Data extract:

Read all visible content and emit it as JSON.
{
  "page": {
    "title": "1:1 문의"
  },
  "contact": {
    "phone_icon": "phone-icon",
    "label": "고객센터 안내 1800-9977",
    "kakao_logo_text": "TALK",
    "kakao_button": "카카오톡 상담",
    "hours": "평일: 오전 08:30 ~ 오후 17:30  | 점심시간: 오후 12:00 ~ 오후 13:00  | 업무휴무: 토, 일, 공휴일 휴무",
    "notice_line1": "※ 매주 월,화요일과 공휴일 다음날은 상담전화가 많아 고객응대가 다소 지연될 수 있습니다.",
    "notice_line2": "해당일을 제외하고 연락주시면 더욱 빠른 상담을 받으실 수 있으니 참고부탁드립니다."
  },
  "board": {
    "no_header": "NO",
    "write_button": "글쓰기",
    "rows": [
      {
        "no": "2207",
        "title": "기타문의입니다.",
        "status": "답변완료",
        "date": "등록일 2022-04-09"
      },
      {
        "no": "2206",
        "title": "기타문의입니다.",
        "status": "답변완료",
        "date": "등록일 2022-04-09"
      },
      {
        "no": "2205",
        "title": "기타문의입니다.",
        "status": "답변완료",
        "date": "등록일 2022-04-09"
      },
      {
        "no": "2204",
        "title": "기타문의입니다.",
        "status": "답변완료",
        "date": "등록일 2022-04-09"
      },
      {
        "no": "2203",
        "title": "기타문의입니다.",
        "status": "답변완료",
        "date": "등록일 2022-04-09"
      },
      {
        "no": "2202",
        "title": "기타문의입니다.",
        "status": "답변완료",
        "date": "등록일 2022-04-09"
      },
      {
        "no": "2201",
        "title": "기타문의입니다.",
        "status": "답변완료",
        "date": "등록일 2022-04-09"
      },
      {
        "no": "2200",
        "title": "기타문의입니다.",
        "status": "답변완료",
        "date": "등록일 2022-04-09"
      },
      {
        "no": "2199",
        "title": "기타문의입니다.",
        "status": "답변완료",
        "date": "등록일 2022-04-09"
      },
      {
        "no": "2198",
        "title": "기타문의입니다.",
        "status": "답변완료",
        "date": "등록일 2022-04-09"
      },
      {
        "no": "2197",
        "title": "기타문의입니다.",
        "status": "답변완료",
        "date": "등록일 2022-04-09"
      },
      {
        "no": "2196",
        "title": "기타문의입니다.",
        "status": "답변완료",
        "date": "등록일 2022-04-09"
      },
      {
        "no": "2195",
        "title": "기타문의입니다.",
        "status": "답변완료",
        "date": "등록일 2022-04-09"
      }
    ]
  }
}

Written instruction: From the listing above, extract every line exactly as it stands.

Result of this exercise:
Read all visible content and emit it as JSON.
{
  "page": {
    "title": "1:1 문의"
  },
  "contact": {
    "phone_icon": "phone-icon",
    "label": "고객센터 안내 1800-9977",
    "kakao_logo_text": "TALK",
    "kakao_button": "카카오톡 상담",
    "hours": "평일: 오전 08:30 ~ 오후 17:30  | 점심시간: 오후 12:00 ~ 오후 13:00  | 업무휴무: 토, 일, 공휴일 휴무",
    "notice_line1": "※ 매주 월,화요일과 공휴일 다음날은 상담전화가 많아 고객응대가 다소 지연될 수 있습니다.",
    "notice_line2": "해당일을 제외하고 연락주시면 더욱 빠른 상담을 받으실 수 있으니 참고부탁드립니다."
  },
  "board": {
    "no_header": "NO",
    "write_button": "글쓰기",
    "rows": [
      {
        "no": "2207",
        "title": "기타문의입니다.",
        "status": "답변완료",
        "date": "등록일 2022-04-09"
      },
      {
        "no": "2206",
        "title": "기타문의입니다.",
        "status": "답변완료",
        "date": "등록일 2022-04-09"
      },
      {
        "no": "2205",
        "title": "기타문의입니다.",
        "status": "답변완료",
        "date": "등록일 2022-04-09"
      },
      {
        "no": "2204",
        "title": "기타문의입니다.",
        "status": "답변완료",
        "date": "등록일 2022-04-09"
      },
      {
        "no": "2203",
        "title": "기타문의입니다.",
        "status": "답변완료",
        "date": "등록일 2022-04-09"
      },
      {
        "no": "2202",
        "title": "기타문의입니다.",
        "status": "답변완료",
        "date": "등록일 2022-04-09"
      },
      {
        "no": "2201",
        "title": "기타문의입니다.",
        "status": "답변완료",
        "date": "등록일 2022-04-09"
      },
      {
        "no": "2200",
        "title": "기타문의입니다.",
        "status": "답변완료",
        "date": "등록일 2022-04-09"
      },
      {
        "no": "2199",
        "title": "기타문의입니다.",
        "status": "답변완료",
        "date": "등록일 2022-04-09"
      },
      {
        "no": "2198",
        "title": "기타문의입니다.",
        "status": "답변완료",
        "date": "등록일 2022-04-09"
      },
      {
        "no": "2197",
        "title": "기타문의입니다.",
        "status": "답변완료",
        "date": "등록일 2022-04-09"
      },
      {
        "no": "2196",
        "title": "기타문의입니다.",
        "status": "답변완료",
        "date": "등록일 2022-04-09"
      },
      {
        "no": "2195",
        "title": "기타문의입니다.",
        "status": "답변완료",
        "date": "등록일 2022-04-09"
      }
    ]
  }
}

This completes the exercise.